◆ Exercise details ◆
Find the word "What" in the listing; pull out each line holding it.

◆ Exercise materials ◆

+--

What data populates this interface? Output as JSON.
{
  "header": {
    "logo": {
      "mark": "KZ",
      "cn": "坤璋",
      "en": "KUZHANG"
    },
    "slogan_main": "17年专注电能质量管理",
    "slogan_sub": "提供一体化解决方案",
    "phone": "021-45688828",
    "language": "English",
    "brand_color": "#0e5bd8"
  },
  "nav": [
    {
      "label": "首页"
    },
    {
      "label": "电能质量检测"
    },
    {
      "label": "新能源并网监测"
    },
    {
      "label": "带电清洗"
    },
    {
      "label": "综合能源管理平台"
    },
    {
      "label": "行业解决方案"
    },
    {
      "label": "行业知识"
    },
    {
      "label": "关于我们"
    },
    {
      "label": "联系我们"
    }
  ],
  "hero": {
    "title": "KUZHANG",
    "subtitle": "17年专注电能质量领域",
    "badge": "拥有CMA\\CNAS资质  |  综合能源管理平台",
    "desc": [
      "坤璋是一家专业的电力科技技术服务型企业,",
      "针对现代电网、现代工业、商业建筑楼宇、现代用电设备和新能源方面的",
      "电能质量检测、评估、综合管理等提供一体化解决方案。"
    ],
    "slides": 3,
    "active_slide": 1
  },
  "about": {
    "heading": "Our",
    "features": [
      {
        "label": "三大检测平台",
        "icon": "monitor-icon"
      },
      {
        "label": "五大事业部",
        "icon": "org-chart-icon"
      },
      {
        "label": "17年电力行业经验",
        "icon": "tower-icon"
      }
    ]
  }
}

+--

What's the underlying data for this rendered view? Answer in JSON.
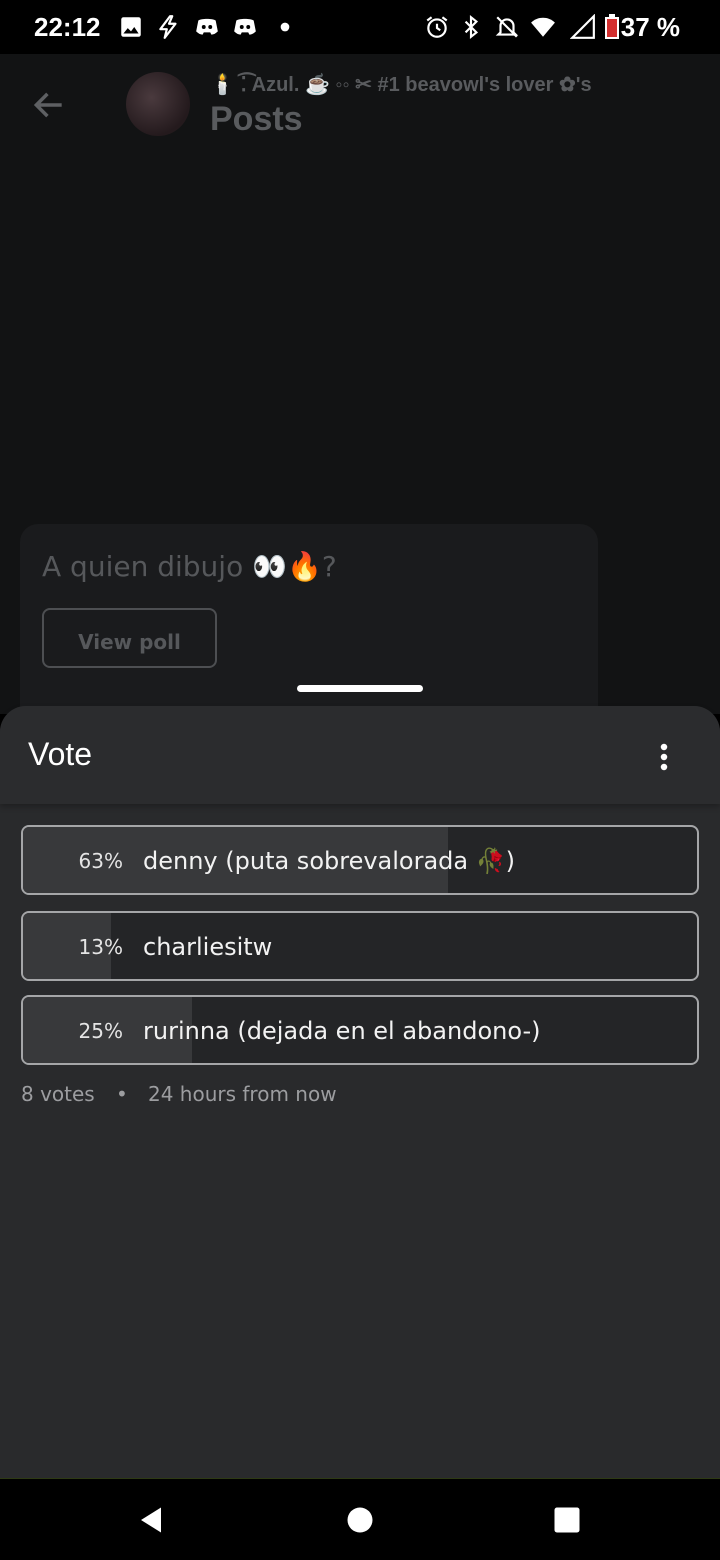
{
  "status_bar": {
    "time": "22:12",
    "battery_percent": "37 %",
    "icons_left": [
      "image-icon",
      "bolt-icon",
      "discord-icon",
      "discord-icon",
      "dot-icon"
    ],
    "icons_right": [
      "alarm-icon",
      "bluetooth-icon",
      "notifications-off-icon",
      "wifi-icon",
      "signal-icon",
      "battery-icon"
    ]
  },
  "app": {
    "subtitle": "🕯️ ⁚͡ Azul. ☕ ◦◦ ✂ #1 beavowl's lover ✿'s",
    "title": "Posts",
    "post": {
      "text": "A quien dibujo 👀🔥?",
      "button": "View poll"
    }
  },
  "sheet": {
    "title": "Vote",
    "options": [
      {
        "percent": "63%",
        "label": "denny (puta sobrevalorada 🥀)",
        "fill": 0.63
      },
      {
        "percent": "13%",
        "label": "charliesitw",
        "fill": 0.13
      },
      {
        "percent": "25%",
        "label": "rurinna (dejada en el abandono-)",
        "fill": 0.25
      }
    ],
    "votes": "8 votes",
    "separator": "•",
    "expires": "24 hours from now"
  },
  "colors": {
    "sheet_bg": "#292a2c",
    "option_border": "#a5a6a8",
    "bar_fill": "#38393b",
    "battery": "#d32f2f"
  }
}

+--

◆ Response to this task ◆
What data populates this interface? Output as JSON.
What's the underlying data for this rendered view? Answer in JSON.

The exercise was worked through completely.